_Document passage_
════
Termination Issues I

The termination of the agreement for any reason does not usually affect any rights or liabilities of the parties accrued at the date of termination.

Provision will be made for the termination of the agreement, whether by the expiry of the term, by notice or by reason of fault. The procedure on termination of the agreement may be provided. The distributor may be permitted to sell the remaining stock, perhaps at a discount. The supplier may have a right to repurchase them. The price may be the same price which the distributor paid for them or such price as the supplier reasonably considers to be their current market value.

If the supplier does not exercise its option to buy back the goods or purchases only part of them, the distributor may be entitled to or obliged to dispose of its remaining stocks of goods over a set period following the termination of the agreement.


Termination Issues II

The distributor must promptly return to the supplier, or dispose of as the latter directs, any samples, technical pamphlets, catalogues, advertising materials, specifications and other materials, documents or papers sent to the distributor that relate to the supplier’s business other than the correspondence between the parties.

It may be confirmed, that the termination of the agreement does not of itself make the supplier liable to pay any compensation to the distributor, including, for loss of profits or goodwill.

There is likely to be a restriction for a period, commonly a year, against competing with the supplier or being involved in the manufacture or distribution in the territory of relevant goods, competing with the product for (for example), a year after the end of the term.


Assignment Prohibited

The agreement is usually personal to the parties. The distributor may not usually, without the prior written consent of the other supplier, (which consent might be provided is not to be unreasonably conditioned, withheld or delayed), assign, transfer, mortgage, or deal in any with the agreement or any of its rights and obligations.

The distributor may be restricted without consent, from sub-contracting or delegating in any manner, any or all of its obligations under the agreement to any third party or agent.
════
_What you will do_
1) Repeat the text on distribution agreement termination and assignment word for word.
2) Transcribe, character for character, only the lines of the records below that run from the line with "x-tick-label: 2029: [1009, 539, 1052, 561]" to the line with "y-tick-label: 15%: [70, 304, 110, 326]", including both of those lines.
════
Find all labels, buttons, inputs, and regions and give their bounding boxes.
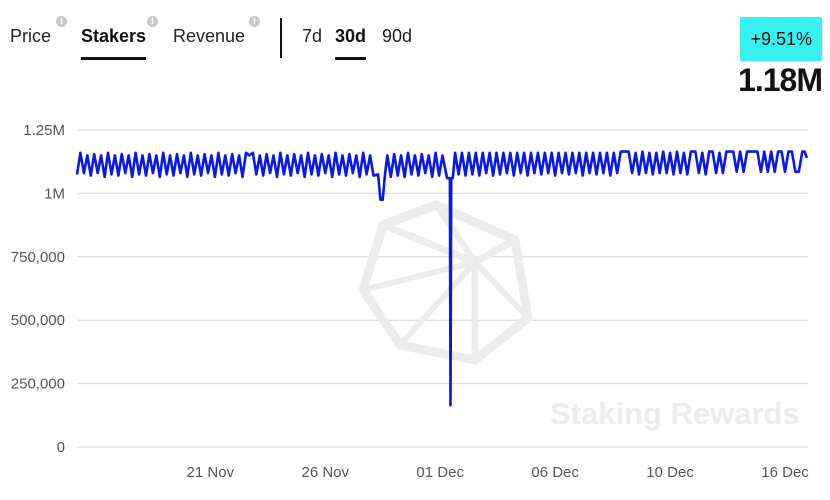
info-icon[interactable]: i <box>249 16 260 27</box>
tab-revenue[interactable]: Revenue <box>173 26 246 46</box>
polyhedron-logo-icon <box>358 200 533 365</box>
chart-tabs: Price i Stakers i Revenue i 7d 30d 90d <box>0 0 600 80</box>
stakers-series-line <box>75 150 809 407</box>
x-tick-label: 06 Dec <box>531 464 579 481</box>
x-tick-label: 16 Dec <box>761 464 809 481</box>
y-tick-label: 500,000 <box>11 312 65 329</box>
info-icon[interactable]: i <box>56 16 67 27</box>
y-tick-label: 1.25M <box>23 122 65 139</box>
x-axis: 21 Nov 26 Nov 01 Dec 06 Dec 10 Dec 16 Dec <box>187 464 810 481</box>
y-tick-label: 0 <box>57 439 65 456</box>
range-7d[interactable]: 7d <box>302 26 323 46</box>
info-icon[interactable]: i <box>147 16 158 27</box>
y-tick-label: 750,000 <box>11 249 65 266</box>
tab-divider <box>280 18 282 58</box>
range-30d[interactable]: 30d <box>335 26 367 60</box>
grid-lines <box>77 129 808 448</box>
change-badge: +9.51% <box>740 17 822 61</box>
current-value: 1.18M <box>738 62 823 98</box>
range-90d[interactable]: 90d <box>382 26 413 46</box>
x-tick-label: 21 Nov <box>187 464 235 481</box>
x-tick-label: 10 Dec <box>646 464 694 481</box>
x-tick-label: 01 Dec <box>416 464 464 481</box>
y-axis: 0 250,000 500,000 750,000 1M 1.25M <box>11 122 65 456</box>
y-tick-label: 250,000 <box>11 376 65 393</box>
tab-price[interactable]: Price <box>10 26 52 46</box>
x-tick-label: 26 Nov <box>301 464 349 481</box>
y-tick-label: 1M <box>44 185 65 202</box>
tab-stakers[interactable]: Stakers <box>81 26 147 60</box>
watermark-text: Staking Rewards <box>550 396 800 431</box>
════
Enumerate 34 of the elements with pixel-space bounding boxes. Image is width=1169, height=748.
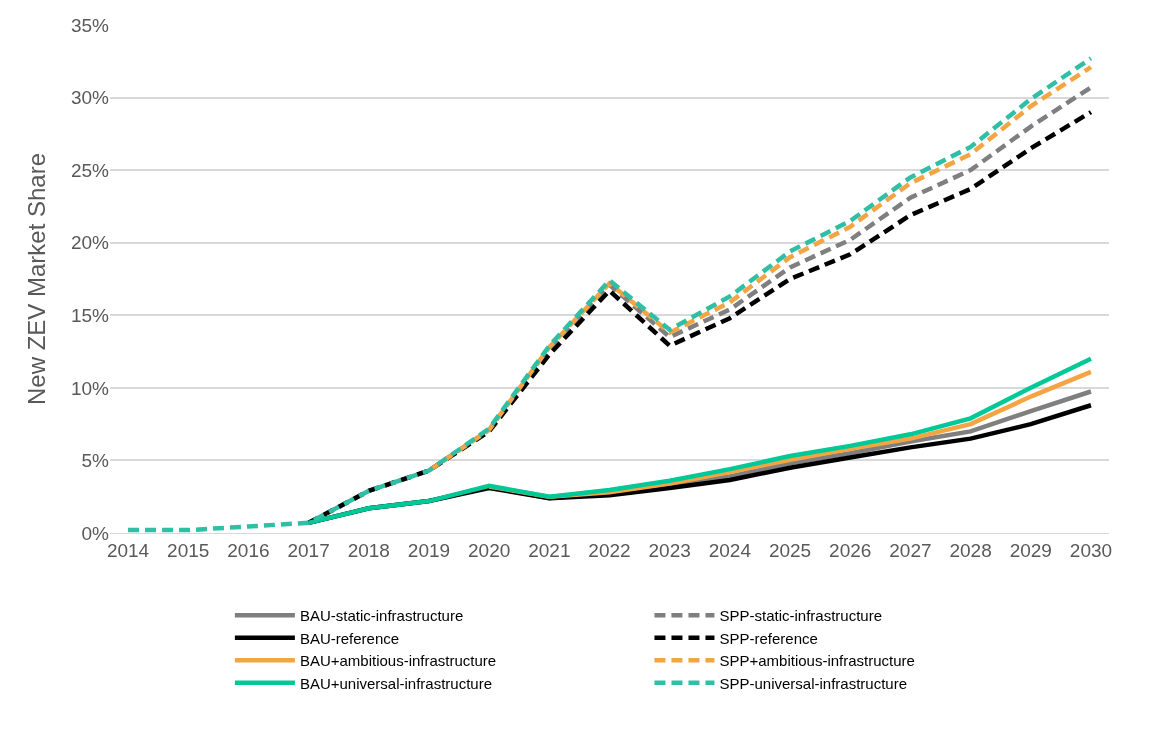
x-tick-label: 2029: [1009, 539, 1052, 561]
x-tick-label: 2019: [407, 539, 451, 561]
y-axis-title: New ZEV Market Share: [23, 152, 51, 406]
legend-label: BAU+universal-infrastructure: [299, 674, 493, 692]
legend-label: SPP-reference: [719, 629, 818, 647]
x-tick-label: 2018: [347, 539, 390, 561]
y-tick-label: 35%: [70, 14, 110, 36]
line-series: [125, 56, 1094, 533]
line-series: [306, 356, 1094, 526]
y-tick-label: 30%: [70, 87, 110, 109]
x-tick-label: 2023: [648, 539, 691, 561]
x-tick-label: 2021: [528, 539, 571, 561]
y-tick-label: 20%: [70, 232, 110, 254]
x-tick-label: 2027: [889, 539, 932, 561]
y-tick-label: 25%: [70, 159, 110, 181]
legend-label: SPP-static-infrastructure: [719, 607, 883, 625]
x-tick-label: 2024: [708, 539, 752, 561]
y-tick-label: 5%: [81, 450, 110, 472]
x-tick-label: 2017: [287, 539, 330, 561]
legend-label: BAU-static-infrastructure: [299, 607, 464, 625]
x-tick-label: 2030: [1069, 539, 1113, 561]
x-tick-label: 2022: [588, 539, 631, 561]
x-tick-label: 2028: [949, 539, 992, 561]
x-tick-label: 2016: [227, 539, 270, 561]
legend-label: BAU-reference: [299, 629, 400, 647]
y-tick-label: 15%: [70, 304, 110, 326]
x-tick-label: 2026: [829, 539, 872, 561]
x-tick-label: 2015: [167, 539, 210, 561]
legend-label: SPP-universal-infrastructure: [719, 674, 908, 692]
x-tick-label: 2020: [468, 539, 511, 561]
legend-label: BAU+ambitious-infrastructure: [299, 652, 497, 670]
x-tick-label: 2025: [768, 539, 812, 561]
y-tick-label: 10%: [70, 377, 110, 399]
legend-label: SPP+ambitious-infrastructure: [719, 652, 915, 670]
════
_List of solutions_
1)
Termination Issues I

The termination of the agreement for any reason does not usually affect any rights or liabilities of the parties accrued at the date of termination.

Provision will be made for the termination of the agreement, whether by the expiry of the term, by notice or by reason of fault. The procedure on termination of the agreement may be provided. The distributor may be permitted to sell the remaining stock, perhaps at a discount. The supplier may have a right to repurchase them. The price may be the same price which the distributor paid for them or such price as the supplier reasonably considers to be their current market value.

If the supplier does not exercise its option to buy back the goods or purchases only part of them, the distributor may be entitled to or obliged to dispose of its remaining stocks of goods over a set period following the termination of the agreement.


Termination Issues II

The distributor must promptly return to the supplier, or dispose of as the latter directs, any samples, technical pamphlets, catalogues, advertising materials, specifications and other materials, documents or papers sent to the distributor that relate to the supplier’s business other than the correspondence between the parties.

It may be confirmed, that the termination of the agreement does not of itself make the supplier liable to pay any compensation to the distributor, including, for loss of profits or goodwill.

There is likely to be a restriction for a period, commonly a year, against competing with the supplier or being involved in the manufacture or distribution in the territory of relevant goods, competing with the product for (for example), a year after the end of the term.


Assignment Prohibited

The agreement is usually personal to the parties. The distributor may not usually, without the prior written consent of the other supplier, (which consent might be provided is not to be unreasonably conditioned, withheld or delayed), assign, transfer, mortgage, or deal in any with the agreement or any of its rights and obligations.

The distributor may be restricted without consent, from sub-contracting or delegating in any manner, any or all of its obligations under the agreement to any third party or agent.

2)
x-tick-label: 2029: [1009, 539, 1052, 561]
x-tick-label: 2019: [407, 539, 451, 561]
y-axis-title: New ZEV Market Share: [23, 152, 51, 406]
legend-label: BAU+universal-infrastructure: [299, 674, 493, 692]
legend-label: SPP-reference: [719, 629, 818, 647]
x-tick-label: 2018: [347, 539, 390, 561]
y-tick-label: 35%: [70, 14, 110, 36]
line-series: [125, 56, 1094, 533]
line-series: [306, 356, 1094, 526]
y-tick-label: 30%: [70, 87, 110, 109]
x-tick-label: 2023: [648, 539, 691, 561]
x-tick-label: 2021: [528, 539, 571, 561]
y-tick-label: 20%: [70, 232, 110, 254]
x-tick-label: 2027: [889, 539, 932, 561]
y-tick-label: 25%: [70, 159, 110, 181]
legend-label: SPP-static-infrastructure: [719, 607, 883, 625]
x-tick-label: 2024: [708, 539, 752, 561]
y-tick-label: 5%: [81, 450, 110, 472]
x-tick-label: 2017: [287, 539, 330, 561]
legend-label: BAU-static-infrastructure: [299, 607, 464, 625]
x-tick-label: 2030: [1069, 539, 1113, 561]
x-tick-label: 2022: [588, 539, 631, 561]
x-tick-label: 2028: [949, 539, 992, 561]
x-tick-label: 2016: [227, 539, 270, 561]
legend-label: BAU-reference: [299, 629, 400, 647]
y-tick-label: 15%: [70, 304, 110, 326]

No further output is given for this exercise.